PROVIDED INFORMATION
— Start —
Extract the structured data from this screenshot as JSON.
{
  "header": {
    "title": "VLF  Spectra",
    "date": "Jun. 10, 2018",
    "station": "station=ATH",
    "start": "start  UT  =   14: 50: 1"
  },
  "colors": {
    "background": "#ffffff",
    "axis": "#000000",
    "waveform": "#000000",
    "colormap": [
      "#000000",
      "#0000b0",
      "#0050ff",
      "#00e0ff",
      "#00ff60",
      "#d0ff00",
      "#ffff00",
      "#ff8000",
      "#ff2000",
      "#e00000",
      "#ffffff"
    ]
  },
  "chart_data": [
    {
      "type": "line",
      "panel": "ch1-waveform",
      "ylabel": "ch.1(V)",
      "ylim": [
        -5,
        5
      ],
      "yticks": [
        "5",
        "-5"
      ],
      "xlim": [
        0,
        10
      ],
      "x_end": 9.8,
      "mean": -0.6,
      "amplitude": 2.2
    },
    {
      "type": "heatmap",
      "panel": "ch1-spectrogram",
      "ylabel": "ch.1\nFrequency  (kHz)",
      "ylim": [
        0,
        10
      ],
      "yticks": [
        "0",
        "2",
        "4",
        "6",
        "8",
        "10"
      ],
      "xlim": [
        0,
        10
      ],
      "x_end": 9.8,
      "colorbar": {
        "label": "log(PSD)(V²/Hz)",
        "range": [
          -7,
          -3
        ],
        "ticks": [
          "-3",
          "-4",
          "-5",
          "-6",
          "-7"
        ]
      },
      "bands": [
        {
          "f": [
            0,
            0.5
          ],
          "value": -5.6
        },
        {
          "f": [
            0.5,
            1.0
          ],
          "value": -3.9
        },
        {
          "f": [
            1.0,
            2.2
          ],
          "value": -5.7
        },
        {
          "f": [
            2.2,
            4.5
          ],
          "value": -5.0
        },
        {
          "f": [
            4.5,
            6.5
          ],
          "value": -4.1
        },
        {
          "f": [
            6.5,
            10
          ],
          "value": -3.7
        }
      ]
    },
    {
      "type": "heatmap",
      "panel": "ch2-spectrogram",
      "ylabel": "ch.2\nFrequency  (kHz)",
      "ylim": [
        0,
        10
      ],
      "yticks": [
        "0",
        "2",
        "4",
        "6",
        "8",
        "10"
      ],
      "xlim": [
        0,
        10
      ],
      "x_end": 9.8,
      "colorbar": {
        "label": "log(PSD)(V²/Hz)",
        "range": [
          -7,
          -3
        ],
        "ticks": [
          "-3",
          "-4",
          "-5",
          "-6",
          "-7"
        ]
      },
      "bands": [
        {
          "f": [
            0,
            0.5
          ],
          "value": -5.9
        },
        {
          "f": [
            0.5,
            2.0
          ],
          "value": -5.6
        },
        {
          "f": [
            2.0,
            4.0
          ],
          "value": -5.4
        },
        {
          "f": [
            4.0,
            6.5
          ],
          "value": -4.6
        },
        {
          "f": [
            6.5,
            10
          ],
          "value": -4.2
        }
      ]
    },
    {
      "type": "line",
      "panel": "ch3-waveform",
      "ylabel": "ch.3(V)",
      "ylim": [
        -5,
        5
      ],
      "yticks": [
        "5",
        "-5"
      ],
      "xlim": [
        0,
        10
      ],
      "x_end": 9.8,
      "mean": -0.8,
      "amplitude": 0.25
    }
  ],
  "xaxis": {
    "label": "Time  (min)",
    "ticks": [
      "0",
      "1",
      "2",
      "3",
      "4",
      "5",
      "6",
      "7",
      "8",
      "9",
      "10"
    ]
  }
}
— End —
STATED GOAL
Show every line from the listing above in which the string "spectrogram" appears.

COMPLETE RESPONSE
      "panel": "ch1-spectrogram",
      "panel": "ch2-spectrogram",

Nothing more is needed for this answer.